----- DATA -----

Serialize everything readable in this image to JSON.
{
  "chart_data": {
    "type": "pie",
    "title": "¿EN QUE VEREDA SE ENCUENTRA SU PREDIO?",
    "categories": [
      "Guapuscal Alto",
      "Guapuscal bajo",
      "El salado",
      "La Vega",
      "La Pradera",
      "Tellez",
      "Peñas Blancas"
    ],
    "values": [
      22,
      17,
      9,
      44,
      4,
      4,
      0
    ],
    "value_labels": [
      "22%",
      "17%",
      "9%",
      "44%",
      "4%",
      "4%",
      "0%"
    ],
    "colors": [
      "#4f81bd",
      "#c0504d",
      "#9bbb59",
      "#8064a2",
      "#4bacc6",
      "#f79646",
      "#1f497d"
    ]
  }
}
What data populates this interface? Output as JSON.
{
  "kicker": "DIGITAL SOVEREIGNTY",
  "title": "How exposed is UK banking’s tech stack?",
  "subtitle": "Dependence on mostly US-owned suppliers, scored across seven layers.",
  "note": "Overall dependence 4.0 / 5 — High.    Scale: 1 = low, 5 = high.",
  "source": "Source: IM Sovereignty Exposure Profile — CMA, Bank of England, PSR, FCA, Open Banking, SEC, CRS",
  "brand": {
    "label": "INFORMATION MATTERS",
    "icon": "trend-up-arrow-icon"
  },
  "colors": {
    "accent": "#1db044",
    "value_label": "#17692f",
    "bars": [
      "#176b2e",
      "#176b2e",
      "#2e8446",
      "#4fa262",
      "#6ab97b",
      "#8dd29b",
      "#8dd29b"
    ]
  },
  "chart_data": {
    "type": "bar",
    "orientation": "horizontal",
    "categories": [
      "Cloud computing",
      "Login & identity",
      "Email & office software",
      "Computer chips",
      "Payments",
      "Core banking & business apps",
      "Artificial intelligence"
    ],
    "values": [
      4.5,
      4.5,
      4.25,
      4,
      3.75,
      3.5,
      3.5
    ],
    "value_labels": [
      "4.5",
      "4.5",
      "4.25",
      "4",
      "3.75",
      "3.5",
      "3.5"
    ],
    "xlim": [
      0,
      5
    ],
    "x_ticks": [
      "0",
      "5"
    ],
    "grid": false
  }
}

-----

- EXERCISE DIRECTIONS -
Copy down the whole of the data above, matching it exactly.

- WORKED ANSWER -
Serialize everything readable in this image to JSON.
{
  "chart_data": {
    "type": "pie",
    "title": "¿EN QUE VEREDA SE ENCUENTRA SU PREDIO?",
    "categories": [
      "Guapuscal Alto",
      "Guapuscal bajo",
      "El salado",
      "La Vega",
      "La Pradera",
      "Tellez",
      "Peñas Blancas"
    ],
    "values": [
      22,
      17,
      9,
      44,
      4,
      4,
      0
    ],
    "value_labels": [
      "22%",
      "17%",
      "9%",
      "44%",
      "4%",
      "4%",
      "0%"
    ],
    "colors": [
      "#4f81bd",
      "#c0504d",
      "#9bbb59",
      "#8064a2",
      "#4bacc6",
      "#f79646",
      "#1f497d"
    ]
  }
}
What data populates this interface? Output as JSON.
{
  "kicker": "DIGITAL SOVEREIGNTY",
  "title": "How exposed is UK banking’s tech stack?",
  "subtitle": "Dependence on mostly US-owned suppliers, scored across seven layers.",
  "note": "Overall dependence 4.0 / 5 — High.    Scale: 1 = low, 5 = high.",
  "source": "Source: IM Sovereignty Exposure Profile — CMA, Bank of England, PSR, FCA, Open Banking, SEC, CRS",
  "brand": {
    "label": "INFORMATION MATTERS",
    "icon": "trend-up-arrow-icon"
  },
  "colors": {
    "accent": "#1db044",
    "value_label": "#17692f",
    "bars": [
      "#176b2e",
      "#176b2e",
      "#2e8446",
      "#4fa262",
      "#6ab97b",
      "#8dd29b",
      "#8dd29b"
    ]
  },
  "chart_data": {
    "type": "bar",
    "orientation": "horizontal",
    "categories": [
      "Cloud computing",
      "Login & identity",
      "Email & office software",
      "Computer chips",
      "Payments",
      "Core banking & business apps",
      "Artificial intelligence"
    ],
    "values": [
      4.5,
      4.5,
      4.25,
      4,
      3.75,
      3.5,
      3.5
    ],
    "value_labels": [
      "4.5",
      "4.5",
      "4.25",
      "4",
      "3.75",
      "3.5",
      "3.5"
    ],
    "xlim": [
      0,
      5
    ],
    "x_ticks": [
      "0",
      "5"
    ],
    "grid": false
  }
}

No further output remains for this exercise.